━━ STORED ROWS ━━

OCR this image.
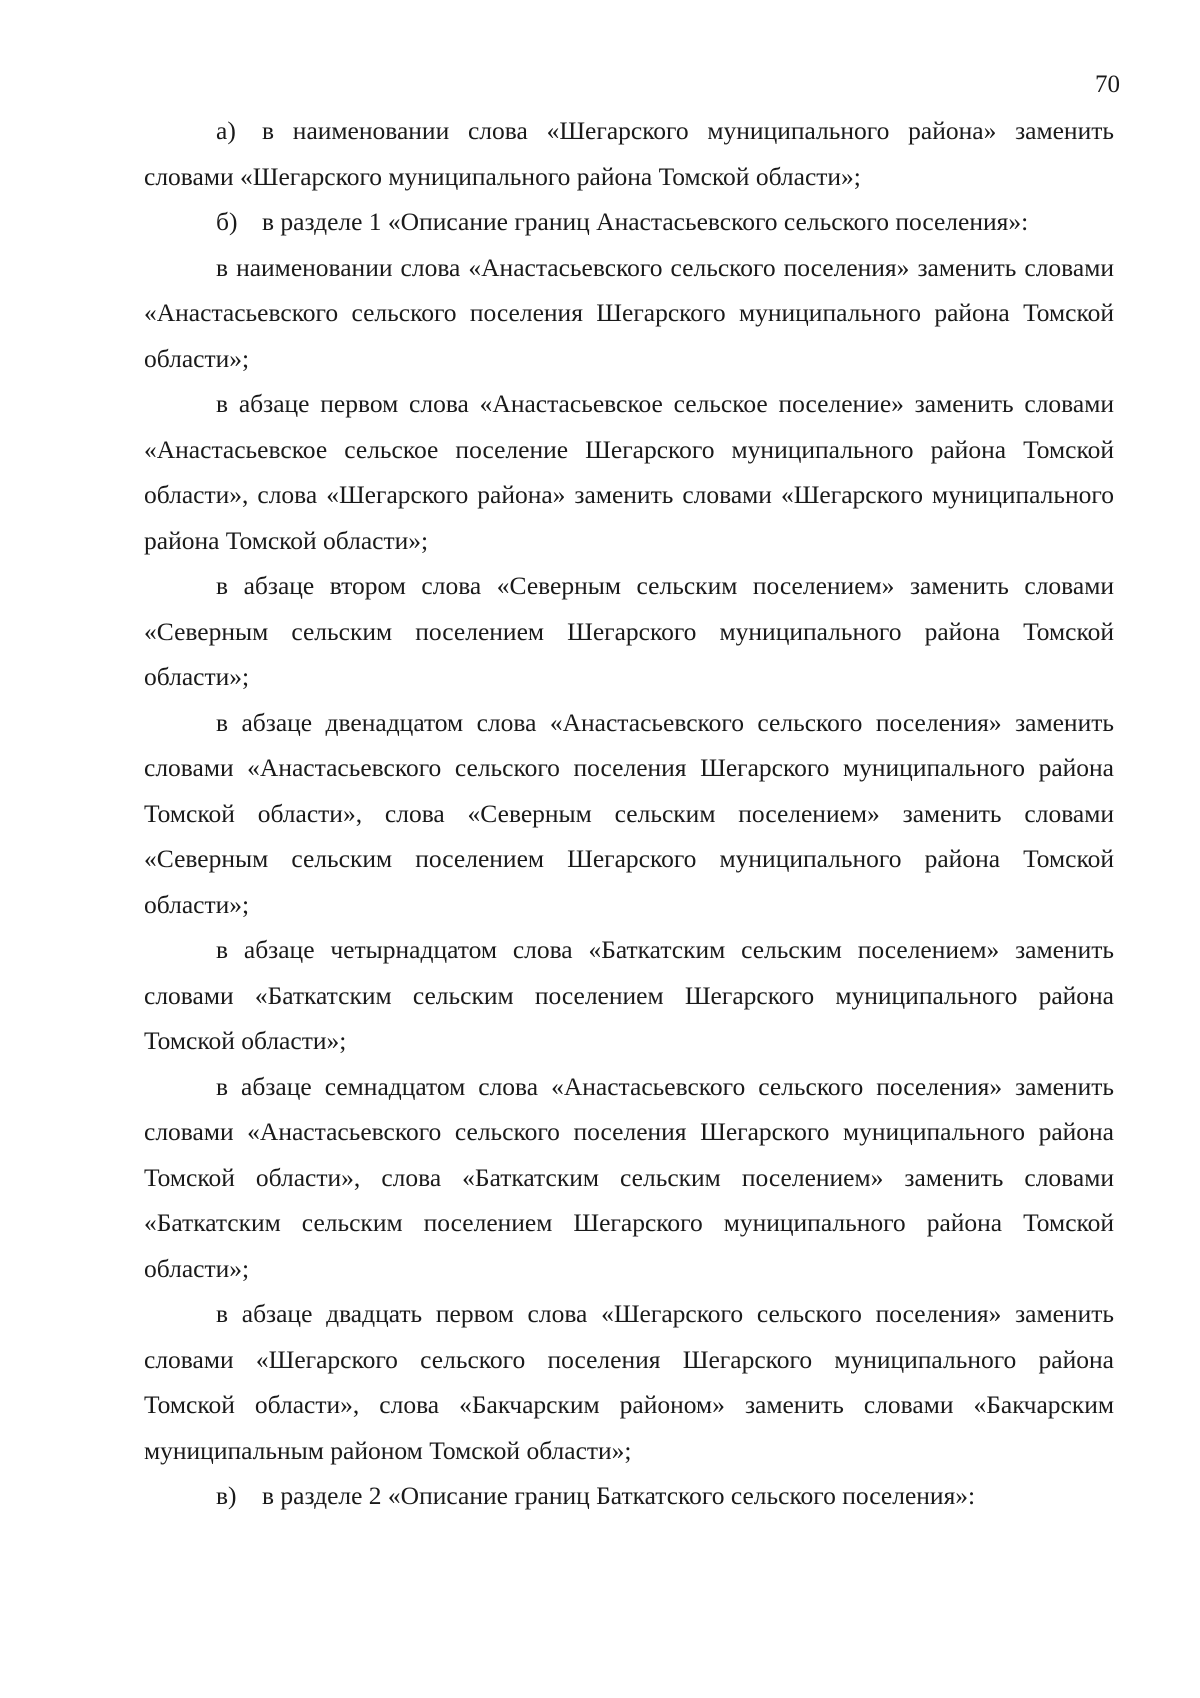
70

а) в наименовании слова «Шегарского муниципального района» заменить словами «Шегарского муниципального района Томской области»;

б) в разделе 1 «Описание границ Анастасьевского сельского поселения»:

в наименовании слова «Анастасьевского сельского поселения» заменить словами «Анастасьевского сельского поселения Шегарского муниципального района Томской области»;

в абзаце первом слова «Анастасьевское сельское поселение» заменить словами «Анастасьевское сельское поселение Шегарского муниципального района Томской области», слова «Шегарского района» заменить словами «Шегарского муниципального района Томской области»;

в абзаце втором слова «Северным сельским поселением» заменить словами «Северным сельским поселением Шегарского муниципального района Томской области»;

в абзаце двенадцатом слова «Анастасьевского сельского поселения» заменить словами «Анастасьевского сельского поселения Шегарского муниципального района Томской области», слова «Северным сельским поселением» заменить словами «Северным сельским поселением Шегарского муниципального района Томской области»;

в абзаце четырнадцатом слова «Баткатским сельским поселением» заменить словами «Баткатским сельским поселением Шегарского муниципального района Томской области»;

в абзаце семнадцатом слова «Анастасьевского сельского поселения» заменить словами «Анастасьевского сельского поселения Шегарского муниципального района Томской области», слова «Баткатским сельским поселением» заменить словами «Баткатским сельским поселением Шегарского муниципального района Томской области»;

в абзаце двадцать первом слова «Шегарского сельского поселения» заменить словами «Шегарского сельского поселения Шегарского муниципального района Томской области», слова «Бакчарским районом» заменить словами «Бакчарским муниципальным районом Томской области»;

в) в разделе 2 «Описание границ Баткатского сельского поселения»:
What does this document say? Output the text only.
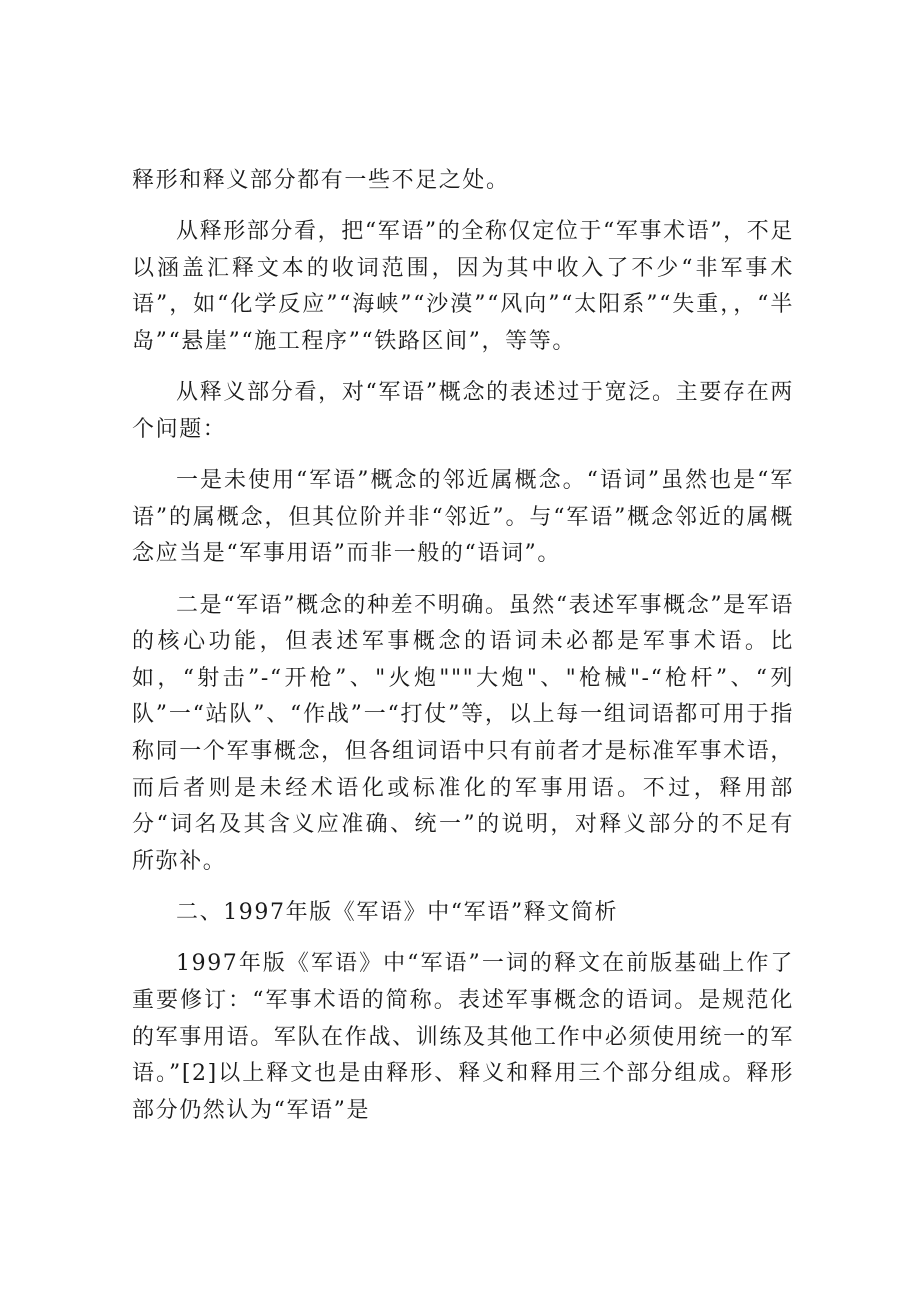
释形和释义部分都有一些不足之处。

从释形部分看，把“军语”的全称仅定位于“军事术语”，不足以涵盖汇释文本的收词范围，因为其中收入了不少“非军事术语”，如“化学反应”“海峡”“沙漠”“风向”“太阳系”“失重，，“半岛”“悬崖”“施工程序”“铁路区间”，等等。

从释义部分看，对“军语”概念的表述过于宽泛。主要存在两个问题：

一是未使用“军语”概念的邻近属概念。“语词”虽然也是“军语”的属概念，但其位阶并非“邻近”。与“军语”概念邻近的属概念应当是“军事用语”而非一般的“语词”。

二是“军语”概念的种差不明确。虽然“表述军事概念”是军语的核心功能，但表述军事概念的语词未必都是军事术语。比如，“射击”-“开枪”、"火炮"""大炮"、"枪械"-“枪杆”、“列队”一“站队”、“作战”一“打仗”等，以上每一组词语都可用于指称同一个军事概念，但各组词语中只有前者才是标准军事术语，而后者则是未经术语化或标准化的军事用语。不过，释用部分“词名及其含义应准确、统一”的说明，对释义部分的不足有所弥补。

二、1997年版《军语》中“军语”释文简析

1997年版《军语》中“军语”一词的释文在前版基础上作了重要修订：“军事术语的简称。表述军事概念的语词。是规范化的军事用语。军队在作战、训练及其他工作中必须使用统一的军语。”[2]以上释文也是由释形、释义和释用三个部分组成。释形部分仍然认为“军语”是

━━━

◆ **PROBLEM DETAILS**: Copy out all lines above that include the string "наименовании".

◆ **ANSWER TO THIS TASK**:
а) в наименовании слова «Шегарского муниципального района» заменить словами «Шегарского муниципального района Томской области»;
в наименовании слова «Анастасьевского сельского поселения» заменить словами «Анастасьевского сельского поселения Шегарского муниципального района Томской области»;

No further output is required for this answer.